■ Aim of the exercise:
Print the entries that appear below, exactly as written and without their pictures.

[Source data]
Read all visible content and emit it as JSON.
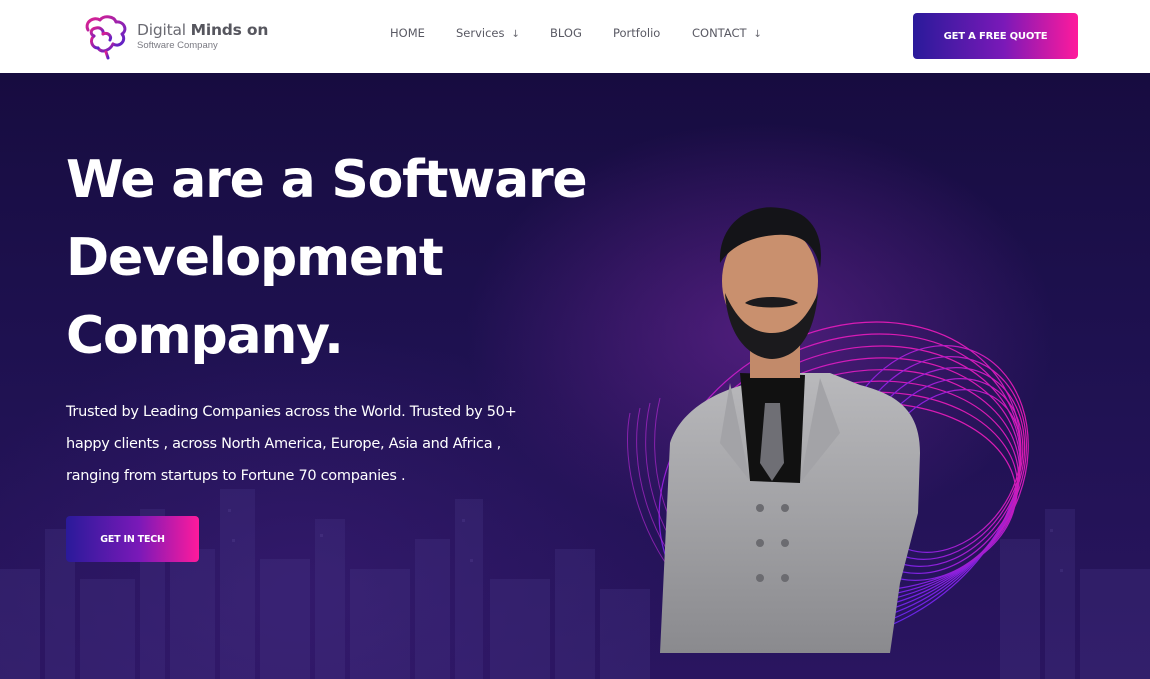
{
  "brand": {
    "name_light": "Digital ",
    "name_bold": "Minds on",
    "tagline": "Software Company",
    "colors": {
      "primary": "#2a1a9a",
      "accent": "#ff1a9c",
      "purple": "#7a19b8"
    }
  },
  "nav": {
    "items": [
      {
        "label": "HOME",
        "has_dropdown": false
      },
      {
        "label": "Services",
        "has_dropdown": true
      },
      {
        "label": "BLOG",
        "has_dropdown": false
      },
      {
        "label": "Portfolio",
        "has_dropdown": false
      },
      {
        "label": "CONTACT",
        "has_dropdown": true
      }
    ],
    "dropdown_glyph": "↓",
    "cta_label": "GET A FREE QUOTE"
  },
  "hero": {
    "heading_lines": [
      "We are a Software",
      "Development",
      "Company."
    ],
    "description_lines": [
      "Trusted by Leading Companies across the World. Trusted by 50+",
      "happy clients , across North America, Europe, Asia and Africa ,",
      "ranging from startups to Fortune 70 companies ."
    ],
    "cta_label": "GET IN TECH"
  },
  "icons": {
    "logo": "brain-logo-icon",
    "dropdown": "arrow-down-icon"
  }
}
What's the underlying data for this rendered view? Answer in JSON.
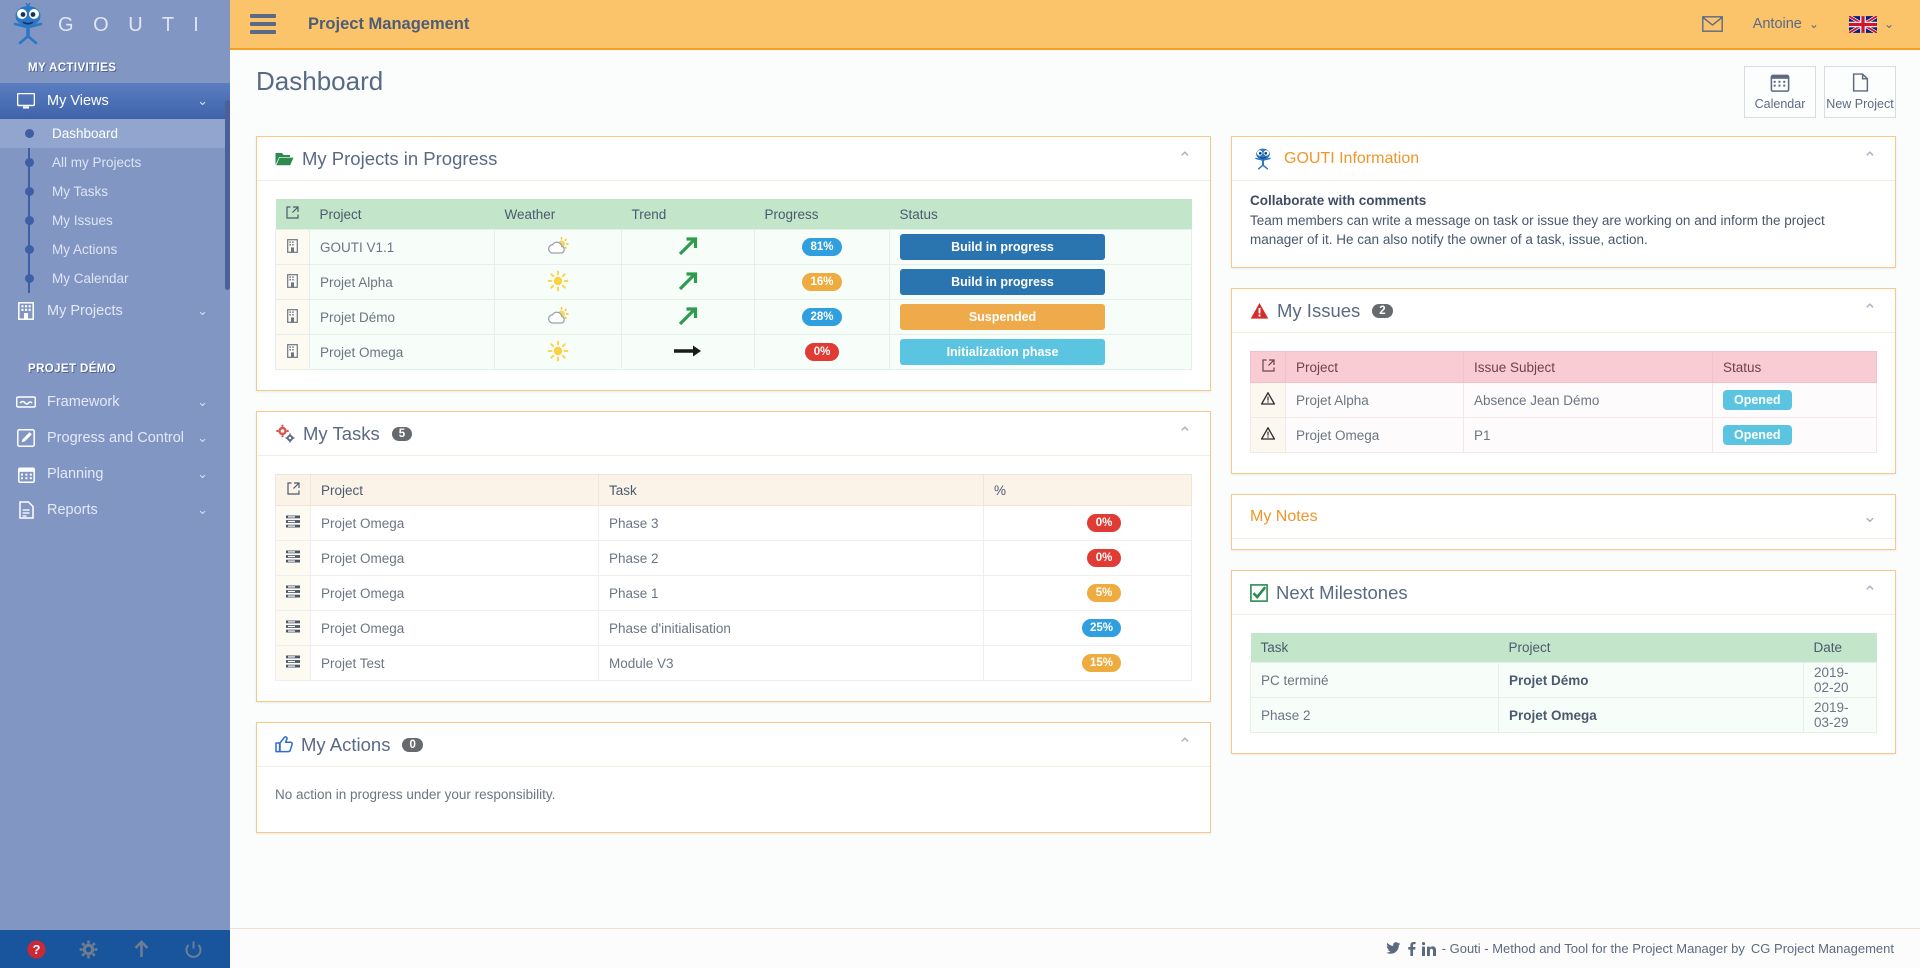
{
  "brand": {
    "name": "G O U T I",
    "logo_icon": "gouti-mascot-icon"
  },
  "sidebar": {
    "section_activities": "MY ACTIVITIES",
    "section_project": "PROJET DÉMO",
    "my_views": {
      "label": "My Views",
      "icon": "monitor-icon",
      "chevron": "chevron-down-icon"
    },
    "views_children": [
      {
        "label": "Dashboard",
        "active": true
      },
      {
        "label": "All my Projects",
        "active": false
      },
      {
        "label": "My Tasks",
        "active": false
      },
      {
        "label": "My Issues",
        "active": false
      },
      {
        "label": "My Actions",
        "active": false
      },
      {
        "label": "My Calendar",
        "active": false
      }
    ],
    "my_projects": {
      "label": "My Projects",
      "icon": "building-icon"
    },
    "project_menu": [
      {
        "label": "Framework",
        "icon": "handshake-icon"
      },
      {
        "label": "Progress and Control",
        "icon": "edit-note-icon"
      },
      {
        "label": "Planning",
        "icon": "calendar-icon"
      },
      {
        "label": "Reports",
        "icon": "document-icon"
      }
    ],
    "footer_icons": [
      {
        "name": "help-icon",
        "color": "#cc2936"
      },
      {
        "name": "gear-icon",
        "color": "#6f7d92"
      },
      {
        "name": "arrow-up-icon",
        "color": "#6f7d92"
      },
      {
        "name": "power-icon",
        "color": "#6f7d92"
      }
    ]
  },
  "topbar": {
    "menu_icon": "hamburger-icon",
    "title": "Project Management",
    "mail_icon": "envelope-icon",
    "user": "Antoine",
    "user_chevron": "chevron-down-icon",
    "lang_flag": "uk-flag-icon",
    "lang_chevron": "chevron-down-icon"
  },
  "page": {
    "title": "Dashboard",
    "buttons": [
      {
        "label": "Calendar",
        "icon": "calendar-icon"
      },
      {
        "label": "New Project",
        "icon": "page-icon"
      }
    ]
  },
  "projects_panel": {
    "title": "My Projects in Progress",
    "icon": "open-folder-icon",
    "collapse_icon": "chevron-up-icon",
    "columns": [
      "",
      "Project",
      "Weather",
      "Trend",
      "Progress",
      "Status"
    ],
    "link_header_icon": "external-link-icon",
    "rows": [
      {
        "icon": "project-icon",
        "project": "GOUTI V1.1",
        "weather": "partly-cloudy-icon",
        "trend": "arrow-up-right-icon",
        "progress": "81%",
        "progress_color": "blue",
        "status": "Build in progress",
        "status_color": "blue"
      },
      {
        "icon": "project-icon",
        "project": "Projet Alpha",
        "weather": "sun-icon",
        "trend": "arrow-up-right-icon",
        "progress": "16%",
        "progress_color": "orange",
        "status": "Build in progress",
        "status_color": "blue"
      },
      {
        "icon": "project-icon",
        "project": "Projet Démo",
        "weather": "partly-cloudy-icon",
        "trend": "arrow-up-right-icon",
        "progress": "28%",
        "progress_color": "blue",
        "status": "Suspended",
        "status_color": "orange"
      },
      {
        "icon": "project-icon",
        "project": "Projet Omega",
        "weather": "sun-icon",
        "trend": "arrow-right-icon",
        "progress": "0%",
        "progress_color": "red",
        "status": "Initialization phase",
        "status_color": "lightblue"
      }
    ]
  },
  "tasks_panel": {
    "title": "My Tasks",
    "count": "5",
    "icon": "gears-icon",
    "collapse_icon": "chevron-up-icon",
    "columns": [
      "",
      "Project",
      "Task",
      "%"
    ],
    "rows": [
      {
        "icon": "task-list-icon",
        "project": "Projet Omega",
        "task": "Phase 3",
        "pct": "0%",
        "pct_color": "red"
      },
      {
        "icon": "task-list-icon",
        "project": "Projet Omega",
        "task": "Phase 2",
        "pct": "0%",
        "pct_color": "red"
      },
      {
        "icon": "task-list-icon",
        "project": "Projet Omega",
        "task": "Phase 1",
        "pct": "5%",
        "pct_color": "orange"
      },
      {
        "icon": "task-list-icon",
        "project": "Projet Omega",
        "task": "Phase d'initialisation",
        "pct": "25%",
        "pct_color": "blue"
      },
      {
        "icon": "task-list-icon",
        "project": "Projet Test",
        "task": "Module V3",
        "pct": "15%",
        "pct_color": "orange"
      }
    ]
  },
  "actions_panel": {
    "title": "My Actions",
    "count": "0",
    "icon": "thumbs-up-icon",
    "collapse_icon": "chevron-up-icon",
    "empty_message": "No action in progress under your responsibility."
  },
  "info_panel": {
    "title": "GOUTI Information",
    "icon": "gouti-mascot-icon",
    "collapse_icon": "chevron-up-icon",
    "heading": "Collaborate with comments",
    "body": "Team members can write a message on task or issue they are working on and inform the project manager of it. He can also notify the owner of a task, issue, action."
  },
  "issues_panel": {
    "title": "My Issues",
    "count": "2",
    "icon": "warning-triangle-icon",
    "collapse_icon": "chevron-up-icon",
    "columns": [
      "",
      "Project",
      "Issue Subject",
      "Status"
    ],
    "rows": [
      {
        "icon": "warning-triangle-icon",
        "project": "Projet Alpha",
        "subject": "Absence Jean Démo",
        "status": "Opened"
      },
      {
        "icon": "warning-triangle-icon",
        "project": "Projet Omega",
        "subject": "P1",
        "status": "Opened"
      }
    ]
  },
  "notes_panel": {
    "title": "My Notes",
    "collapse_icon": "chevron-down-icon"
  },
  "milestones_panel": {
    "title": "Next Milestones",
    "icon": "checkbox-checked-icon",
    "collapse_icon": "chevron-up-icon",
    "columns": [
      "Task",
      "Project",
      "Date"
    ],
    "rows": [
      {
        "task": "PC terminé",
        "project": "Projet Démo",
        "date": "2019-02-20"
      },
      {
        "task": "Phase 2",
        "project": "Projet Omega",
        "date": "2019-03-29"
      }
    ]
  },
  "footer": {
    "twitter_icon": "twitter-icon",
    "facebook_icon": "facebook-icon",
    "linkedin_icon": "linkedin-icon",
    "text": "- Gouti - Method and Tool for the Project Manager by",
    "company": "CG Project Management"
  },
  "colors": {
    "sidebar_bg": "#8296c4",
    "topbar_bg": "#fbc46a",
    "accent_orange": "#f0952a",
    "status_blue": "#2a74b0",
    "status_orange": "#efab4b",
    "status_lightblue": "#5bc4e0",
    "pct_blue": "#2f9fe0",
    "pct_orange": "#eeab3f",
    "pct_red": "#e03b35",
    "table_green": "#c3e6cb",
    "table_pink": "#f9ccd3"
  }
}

■ Task output:
Read all visible content and emit it as JSON.
{
  "brand": {
    "name_light": "Digital ",
    "name_bold": "Minds on",
    "tagline": "Software Company",
    "colors": {
      "primary": "#2a1a9a",
      "accent": "#ff1a9c",
      "purple": "#7a19b8"
    }
  },
  "nav": {
    "items": [
      {
        "label": "HOME",
        "has_dropdown": false
      },
      {
        "label": "Services",
        "has_dropdown": true
      },
      {
        "label": "BLOG",
        "has_dropdown": false
      },
      {
        "label": "Portfolio",
        "has_dropdown": false
      },
      {
        "label": "CONTACT",
        "has_dropdown": true
      }
    ],
    "dropdown_glyph": "↓",
    "cta_label": "GET A FREE QUOTE"
  },
  "hero": {
    "heading_lines": [
      "We are a Software",
      "Development",
      "Company."
    ],
    "description_lines": [
      "Trusted by Leading Companies across the World. Trusted by 50+",
      "happy clients , across North America, Europe, Asia and Africa ,",
      "ranging from startups to Fortune 70 companies ."
    ],
    "cta_label": "GET IN TECH"
  },
  "icons": {
    "logo": "brain-logo-icon",
    "dropdown": "arrow-down-icon"
  }
}
What's the underlying data for this rendered view? Answer in JSON.
{
  "brand": {
    "name": "G O U T I",
    "logo_icon": "gouti-mascot-icon"
  },
  "sidebar": {
    "section_activities": "MY ACTIVITIES",
    "section_project": "PROJET DÉMO",
    "my_views": {
      "label": "My Views",
      "icon": "monitor-icon",
      "chevron": "chevron-down-icon"
    },
    "views_children": [
      {
        "label": "Dashboard",
        "active": true
      },
      {
        "label": "All my Projects",
        "active": false
      },
      {
        "label": "My Tasks",
        "active": false
      },
      {
        "label": "My Issues",
        "active": false
      },
      {
        "label": "My Actions",
        "active": false
      },
      {
        "label": "My Calendar",
        "active": false
      }
    ],
    "my_projects": {
      "label": "My Projects",
      "icon": "building-icon"
    },
    "project_menu": [
      {
        "label": "Framework",
        "icon": "handshake-icon"
      },
      {
        "label": "Progress and Control",
        "icon": "edit-note-icon"
      },
      {
        "label": "Planning",
        "icon": "calendar-icon"
      },
      {
        "label": "Reports",
        "icon": "document-icon"
      }
    ],
    "footer_icons": [
      {
        "name": "help-icon",
        "color": "#cc2936"
      },
      {
        "name": "gear-icon",
        "color": "#6f7d92"
      },
      {
        "name": "arrow-up-icon",
        "color": "#6f7d92"
      },
      {
        "name": "power-icon",
        "color": "#6f7d92"
      }
    ]
  },
  "topbar": {
    "menu_icon": "hamburger-icon",
    "title": "Project Management",
    "mail_icon": "envelope-icon",
    "user": "Antoine",
    "user_chevron": "chevron-down-icon",
    "lang_flag": "uk-flag-icon",
    "lang_chevron": "chevron-down-icon"
  },
  "page": {
    "title": "Dashboard",
    "buttons": [
      {
        "label": "Calendar",
        "icon": "calendar-icon"
      },
      {
        "label": "New Project",
        "icon": "page-icon"
      }
    ]
  },
  "projects_panel": {
    "title": "My Projects in Progress",
    "icon": "open-folder-icon",
    "collapse_icon": "chevron-up-icon",
    "columns": [
      "",
      "Project",
      "Weather",
      "Trend",
      "Progress",
      "Status"
    ],
    "link_header_icon": "external-link-icon",
    "rows": [
      {
        "icon": "project-icon",
        "project": "GOUTI V1.1",
        "weather": "partly-cloudy-icon",
        "trend": "arrow-up-right-icon",
        "progress": "81%",
        "progress_color": "blue",
        "status": "Build in progress",
        "status_color": "blue"
      },
      {
        "icon": "project-icon",
        "project": "Projet Alpha",
        "weather": "sun-icon",
        "trend": "arrow-up-right-icon",
        "progress": "16%",
        "progress_color": "orange",
        "status": "Build in progress",
        "status_color": "blue"
      },
      {
        "icon": "project-icon",
        "project": "Projet Démo",
        "weather": "partly-cloudy-icon",
        "trend": "arrow-up-right-icon",
        "progress": "28%",
        "progress_color": "blue",
        "status": "Suspended",
        "status_color": "orange"
      },
      {
        "icon": "project-icon",
        "project": "Projet Omega",
        "weather": "sun-icon",
        "trend": "arrow-right-icon",
        "progress": "0%",
        "progress_color": "red",
        "status": "Initialization phase",
        "status_color": "lightblue"
      }
    ]
  },
  "tasks_panel": {
    "title": "My Tasks",
    "count": "5",
    "icon": "gears-icon",
    "collapse_icon": "chevron-up-icon",
    "columns": [
      "",
      "Project",
      "Task",
      "%"
    ],
    "rows": [
      {
        "icon": "task-list-icon",
        "project": "Projet Omega",
        "task": "Phase 3",
        "pct": "0%",
        "pct_color": "red"
      },
      {
        "icon": "task-list-icon",
        "project": "Projet Omega",
        "task": "Phase 2",
        "pct": "0%",
        "pct_color": "red"
      },
      {
        "icon": "task-list-icon",
        "project": "Projet Omega",
        "task": "Phase 1",
        "pct": "5%",
        "pct_color": "orange"
      },
      {
        "icon": "task-list-icon",
        "project": "Projet Omega",
        "task": "Phase d'initialisation",
        "pct": "25%",
        "pct_color": "blue"
      },
      {
        "icon": "task-list-icon",
        "project": "Projet Test",
        "task": "Module V3",
        "pct": "15%",
        "pct_color": "orange"
      }
    ]
  },
  "actions_panel": {
    "title": "My Actions",
    "count": "0",
    "icon": "thumbs-up-icon",
    "collapse_icon": "chevron-up-icon",
    "empty_message": "No action in progress under your responsibility."
  },
  "info_panel": {
    "title": "GOUTI Information",
    "icon": "gouti-mascot-icon",
    "collapse_icon": "chevron-up-icon",
    "heading": "Collaborate with comments",
    "body": "Team members can write a message on task or issue they are working on and inform the project manager of it. He can also notify the owner of a task, issue, action."
  },
  "issues_panel": {
    "title": "My Issues",
    "count": "2",
    "icon": "warning-triangle-icon",
    "collapse_icon": "chevron-up-icon",
    "columns": [
      "",
      "Project",
      "Issue Subject",
      "Status"
    ],
    "rows": [
      {
        "icon": "warning-triangle-icon",
        "project": "Projet Alpha",
        "subject": "Absence Jean Démo",
        "status": "Opened"
      },
      {
        "icon": "warning-triangle-icon",
        "project": "Projet Omega",
        "subject": "P1",
        "status": "Opened"
      }
    ]
  },
  "notes_panel": {
    "title": "My Notes",
    "collapse_icon": "chevron-down-icon"
  },
  "milestones_panel": {
    "title": "Next Milestones",
    "icon": "checkbox-checked-icon",
    "collapse_icon": "chevron-up-icon",
    "columns": [
      "Task",
      "Project",
      "Date"
    ],
    "rows": [
      {
        "task": "PC terminé",
        "project": "Projet Démo",
        "date": "2019-02-20"
      },
      {
        "task": "Phase 2",
        "project": "Projet Omega",
        "date": "2019-03-29"
      }
    ]
  },
  "footer": {
    "twitter_icon": "twitter-icon",
    "facebook_icon": "facebook-icon",
    "linkedin_icon": "linkedin-icon",
    "text": "- Gouti - Method and Tool for the Project Manager by",
    "company": "CG Project Management"
  },
  "colors": {
    "sidebar_bg": "#8296c4",
    "topbar_bg": "#fbc46a",
    "accent_orange": "#f0952a",
    "status_blue": "#2a74b0",
    "status_orange": "#efab4b",
    "status_lightblue": "#5bc4e0",
    "pct_blue": "#2f9fe0",
    "pct_orange": "#eeab3f",
    "pct_red": "#e03b35",
    "table_green": "#c3e6cb",
    "table_pink": "#f9ccd3"
  }
}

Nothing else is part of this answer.